_Records provided_
- - - - - - -

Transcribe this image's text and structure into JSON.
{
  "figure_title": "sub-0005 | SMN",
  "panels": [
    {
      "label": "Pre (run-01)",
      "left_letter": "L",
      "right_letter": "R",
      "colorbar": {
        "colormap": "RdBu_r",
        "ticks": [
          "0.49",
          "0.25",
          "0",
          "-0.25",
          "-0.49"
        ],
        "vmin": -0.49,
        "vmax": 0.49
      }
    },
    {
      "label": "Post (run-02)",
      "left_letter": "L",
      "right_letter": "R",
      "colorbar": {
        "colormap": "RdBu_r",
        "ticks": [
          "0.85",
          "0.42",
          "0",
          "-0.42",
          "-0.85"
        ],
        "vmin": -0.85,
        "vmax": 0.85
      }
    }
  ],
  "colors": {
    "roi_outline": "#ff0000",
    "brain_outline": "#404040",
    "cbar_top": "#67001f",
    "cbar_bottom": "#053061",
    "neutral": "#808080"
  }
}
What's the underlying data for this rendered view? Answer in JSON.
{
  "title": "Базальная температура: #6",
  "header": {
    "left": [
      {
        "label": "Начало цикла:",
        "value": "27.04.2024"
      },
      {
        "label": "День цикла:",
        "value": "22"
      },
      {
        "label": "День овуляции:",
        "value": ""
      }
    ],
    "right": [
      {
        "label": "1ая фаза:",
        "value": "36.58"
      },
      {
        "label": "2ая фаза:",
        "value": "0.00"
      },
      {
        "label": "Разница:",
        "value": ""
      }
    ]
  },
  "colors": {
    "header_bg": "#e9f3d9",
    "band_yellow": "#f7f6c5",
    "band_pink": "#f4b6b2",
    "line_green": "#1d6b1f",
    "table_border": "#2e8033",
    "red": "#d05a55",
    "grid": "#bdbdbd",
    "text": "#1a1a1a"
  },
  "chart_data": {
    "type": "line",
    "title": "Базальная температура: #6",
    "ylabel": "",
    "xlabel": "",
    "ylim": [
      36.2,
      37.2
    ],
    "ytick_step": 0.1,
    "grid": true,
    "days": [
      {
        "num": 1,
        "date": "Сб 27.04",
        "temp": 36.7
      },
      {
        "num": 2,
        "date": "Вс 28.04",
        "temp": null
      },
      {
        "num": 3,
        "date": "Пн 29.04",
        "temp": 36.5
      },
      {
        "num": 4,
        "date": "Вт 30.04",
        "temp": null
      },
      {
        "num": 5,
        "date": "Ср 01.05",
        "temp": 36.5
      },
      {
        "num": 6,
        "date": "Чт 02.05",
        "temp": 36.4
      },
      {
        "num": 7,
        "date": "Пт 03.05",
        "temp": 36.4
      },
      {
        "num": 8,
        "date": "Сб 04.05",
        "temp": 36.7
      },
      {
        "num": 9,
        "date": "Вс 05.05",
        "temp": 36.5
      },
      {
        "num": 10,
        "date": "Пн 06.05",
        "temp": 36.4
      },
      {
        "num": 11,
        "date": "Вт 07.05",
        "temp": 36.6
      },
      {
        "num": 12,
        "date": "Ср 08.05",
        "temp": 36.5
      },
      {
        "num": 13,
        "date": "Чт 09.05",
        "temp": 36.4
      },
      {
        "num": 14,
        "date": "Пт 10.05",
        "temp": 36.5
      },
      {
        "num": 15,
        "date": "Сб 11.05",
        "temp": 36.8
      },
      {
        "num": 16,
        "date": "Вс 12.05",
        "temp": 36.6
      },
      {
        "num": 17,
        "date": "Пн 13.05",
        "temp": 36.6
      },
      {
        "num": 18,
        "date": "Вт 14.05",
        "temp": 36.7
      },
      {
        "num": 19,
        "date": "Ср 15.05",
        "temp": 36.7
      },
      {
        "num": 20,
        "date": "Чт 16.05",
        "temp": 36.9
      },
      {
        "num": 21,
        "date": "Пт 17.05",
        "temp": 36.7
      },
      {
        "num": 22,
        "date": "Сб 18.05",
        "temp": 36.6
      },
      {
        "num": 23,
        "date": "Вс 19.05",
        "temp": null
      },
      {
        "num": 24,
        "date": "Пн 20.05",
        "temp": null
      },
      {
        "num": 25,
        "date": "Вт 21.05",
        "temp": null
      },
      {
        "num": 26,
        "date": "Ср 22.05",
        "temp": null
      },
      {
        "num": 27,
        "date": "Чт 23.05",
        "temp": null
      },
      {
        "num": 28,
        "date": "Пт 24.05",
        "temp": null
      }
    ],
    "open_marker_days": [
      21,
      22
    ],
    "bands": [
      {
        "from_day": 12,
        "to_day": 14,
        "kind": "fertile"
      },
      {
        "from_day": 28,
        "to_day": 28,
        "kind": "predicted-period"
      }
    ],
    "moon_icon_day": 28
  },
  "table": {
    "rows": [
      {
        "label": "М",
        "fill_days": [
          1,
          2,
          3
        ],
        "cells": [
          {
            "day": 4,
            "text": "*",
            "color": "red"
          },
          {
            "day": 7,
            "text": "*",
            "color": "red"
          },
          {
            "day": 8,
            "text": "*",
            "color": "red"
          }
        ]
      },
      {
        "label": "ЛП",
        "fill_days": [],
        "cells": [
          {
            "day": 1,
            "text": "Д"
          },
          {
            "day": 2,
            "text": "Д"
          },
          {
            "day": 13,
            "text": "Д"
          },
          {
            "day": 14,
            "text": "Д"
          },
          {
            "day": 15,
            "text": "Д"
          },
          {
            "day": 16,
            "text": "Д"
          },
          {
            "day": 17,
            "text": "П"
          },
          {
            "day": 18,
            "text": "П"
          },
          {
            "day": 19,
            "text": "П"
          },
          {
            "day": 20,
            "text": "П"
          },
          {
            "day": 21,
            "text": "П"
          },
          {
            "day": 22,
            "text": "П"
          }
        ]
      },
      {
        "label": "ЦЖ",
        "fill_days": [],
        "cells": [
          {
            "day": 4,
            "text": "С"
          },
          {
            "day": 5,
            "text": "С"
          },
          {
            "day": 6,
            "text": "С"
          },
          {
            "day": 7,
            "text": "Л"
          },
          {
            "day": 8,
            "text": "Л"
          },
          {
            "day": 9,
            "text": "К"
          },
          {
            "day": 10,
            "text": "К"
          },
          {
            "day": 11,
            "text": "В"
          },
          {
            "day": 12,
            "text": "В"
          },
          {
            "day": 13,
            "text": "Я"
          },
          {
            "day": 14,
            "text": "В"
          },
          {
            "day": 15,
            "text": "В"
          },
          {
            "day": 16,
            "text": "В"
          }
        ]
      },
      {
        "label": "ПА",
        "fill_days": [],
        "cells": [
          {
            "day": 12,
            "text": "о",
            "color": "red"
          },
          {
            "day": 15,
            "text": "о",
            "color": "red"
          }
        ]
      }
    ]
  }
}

- - - - - - -

_Objective_
Transcribe every entry word for word.

_Solution for this problem_
Transcribe this image's text and structure into JSON.
{
  "figure_title": "sub-0005 | SMN",
  "panels": [
    {
      "label": "Pre (run-01)",
      "left_letter": "L",
      "right_letter": "R",
      "colorbar": {
        "colormap": "RdBu_r",
        "ticks": [
          "0.49",
          "0.25",
          "0",
          "-0.25",
          "-0.49"
        ],
        "vmin": -0.49,
        "vmax": 0.49
      }
    },
    {
      "label": "Post (run-02)",
      "left_letter": "L",
      "right_letter": "R",
      "colorbar": {
        "colormap": "RdBu_r",
        "ticks": [
          "0.85",
          "0.42",
          "0",
          "-0.42",
          "-0.85"
        ],
        "vmin": -0.85,
        "vmax": 0.85
      }
    }
  ],
  "colors": {
    "roi_outline": "#ff0000",
    "brain_outline": "#404040",
    "cbar_top": "#67001f",
    "cbar_bottom": "#053061",
    "neutral": "#808080"
  }
}
What's the underlying data for this rendered view? Answer in JSON.
{
  "title": "Базальная температура: #6",
  "header": {
    "left": [
      {
        "label": "Начало цикла:",
        "value": "27.04.2024"
      },
      {
        "label": "День цикла:",
        "value": "22"
      },
      {
        "label": "День овуляции:",
        "value": ""
      }
    ],
    "right": [
      {
        "label": "1ая фаза:",
        "value": "36.58"
      },
      {
        "label": "2ая фаза:",
        "value": "0.00"
      },
      {
        "label": "Разница:",
        "value": ""
      }
    ]
  },
  "colors": {
    "header_bg": "#e9f3d9",
    "band_yellow": "#f7f6c5",
    "band_pink": "#f4b6b2",
    "line_green": "#1d6b1f",
    "table_border": "#2e8033",
    "red": "#d05a55",
    "grid": "#bdbdbd",
    "text": "#1a1a1a"
  },
  "chart_data": {
    "type": "line",
    "title": "Базальная температура: #6",
    "ylabel": "",
    "xlabel": "",
    "ylim": [
      36.2,
      37.2
    ],
    "ytick_step": 0.1,
    "grid": true,
    "days": [
      {
        "num": 1,
        "date": "Сб 27.04",
        "temp": 36.7
      },
      {
        "num": 2,
        "date": "Вс 28.04",
        "temp": null
      },
      {
        "num": 3,
        "date": "Пн 29.04",
        "temp": 36.5
      },
      {
        "num": 4,
        "date": "Вт 30.04",
        "temp": null
      },
      {
        "num": 5,
        "date": "Ср 01.05",
        "temp": 36.5
      },
      {
        "num": 6,
        "date": "Чт 02.05",
        "temp": 36.4
      },
      {
        "num": 7,
        "date": "Пт 03.05",
        "temp": 36.4
      },
      {
        "num": 8,
        "date": "Сб 04.05",
        "temp": 36.7
      },
      {
        "num": 9,
        "date": "Вс 05.05",
        "temp": 36.5
      },
      {
        "num": 10,
        "date": "Пн 06.05",
        "temp": 36.4
      },
      {
        "num": 11,
        "date": "Вт 07.05",
        "temp": 36.6
      },
      {
        "num": 12,
        "date": "Ср 08.05",
        "temp": 36.5
      },
      {
        "num": 13,
        "date": "Чт 09.05",
        "temp": 36.4
      },
      {
        "num": 14,
        "date": "Пт 10.05",
        "temp": 36.5
      },
      {
        "num": 15,
        "date": "Сб 11.05",
        "temp": 36.8
      },
      {
        "num": 16,
        "date": "Вс 12.05",
        "temp": 36.6
      },
      {
        "num": 17,
        "date": "Пн 13.05",
        "temp": 36.6
      },
      {
        "num": 18,
        "date": "Вт 14.05",
        "temp": 36.7
      },
      {
        "num": 19,
        "date": "Ср 15.05",
        "temp": 36.7
      },
      {
        "num": 20,
        "date": "Чт 16.05",
        "temp": 36.9
      },
      {
        "num": 21,
        "date": "Пт 17.05",
        "temp": 36.7
      },
      {
        "num": 22,
        "date": "Сб 18.05",
        "temp": 36.6
      },
      {
        "num": 23,
        "date": "Вс 19.05",
        "temp": null
      },
      {
        "num": 24,
        "date": "Пн 20.05",
        "temp": null
      },
      {
        "num": 25,
        "date": "Вт 21.05",
        "temp": null
      },
      {
        "num": 26,
        "date": "Ср 22.05",
        "temp": null
      },
      {
        "num": 27,
        "date": "Чт 23.05",
        "temp": null
      },
      {
        "num": 28,
        "date": "Пт 24.05",
        "temp": null
      }
    ],
    "open_marker_days": [
      21,
      22
    ],
    "bands": [
      {
        "from_day": 12,
        "to_day": 14,
        "kind": "fertile"
      },
      {
        "from_day": 28,
        "to_day": 28,
        "kind": "predicted-period"
      }
    ],
    "moon_icon_day": 28
  },
  "table": {
    "rows": [
      {
        "label": "М",
        "fill_days": [
          1,
          2,
          3
        ],
        "cells": [
          {
            "day": 4,
            "text": "*",
            "color": "red"
          },
          {
            "day": 7,
            "text": "*",
            "color": "red"
          },
          {
            "day": 8,
            "text": "*",
            "color": "red"
          }
        ]
      },
      {
        "label": "ЛП",
        "fill_days": [],
        "cells": [
          {
            "day": 1,
            "text": "Д"
          },
          {
            "day": 2,
            "text": "Д"
          },
          {
            "day": 13,
            "text": "Д"
          },
          {
            "day": 14,
            "text": "Д"
          },
          {
            "day": 15,
            "text": "Д"
          },
          {
            "day": 16,
            "text": "Д"
          },
          {
            "day": 17,
            "text": "П"
          },
          {
            "day": 18,
            "text": "П"
          },
          {
            "day": 19,
            "text": "П"
          },
          {
            "day": 20,
            "text": "П"
          },
          {
            "day": 21,
            "text": "П"
          },
          {
            "day": 22,
            "text": "П"
          }
        ]
      },
      {
        "label": "ЦЖ",
        "fill_days": [],
        "cells": [
          {
            "day": 4,
            "text": "С"
          },
          {
            "day": 5,
            "text": "С"
          },
          {
            "day": 6,
            "text": "С"
          },
          {
            "day": 7,
            "text": "Л"
          },
          {
            "day": 8,
            "text": "Л"
          },
          {
            "day": 9,
            "text": "К"
          },
          {
            "day": 10,
            "text": "К"
          },
          {
            "day": 11,
            "text": "В"
          },
          {
            "day": 12,
            "text": "В"
          },
          {
            "day": 13,
            "text": "Я"
          },
          {
            "day": 14,
            "text": "В"
          },
          {
            "day": 15,
            "text": "В"
          },
          {
            "day": 16,
            "text": "В"
          }
        ]
      },
      {
        "label": "ПА",
        "fill_days": [],
        "cells": [
          {
            "day": 12,
            "text": "о",
            "color": "red"
          },
          {
            "day": 15,
            "text": "о",
            "color": "red"
          }
        ]
      }
    ]
  }
}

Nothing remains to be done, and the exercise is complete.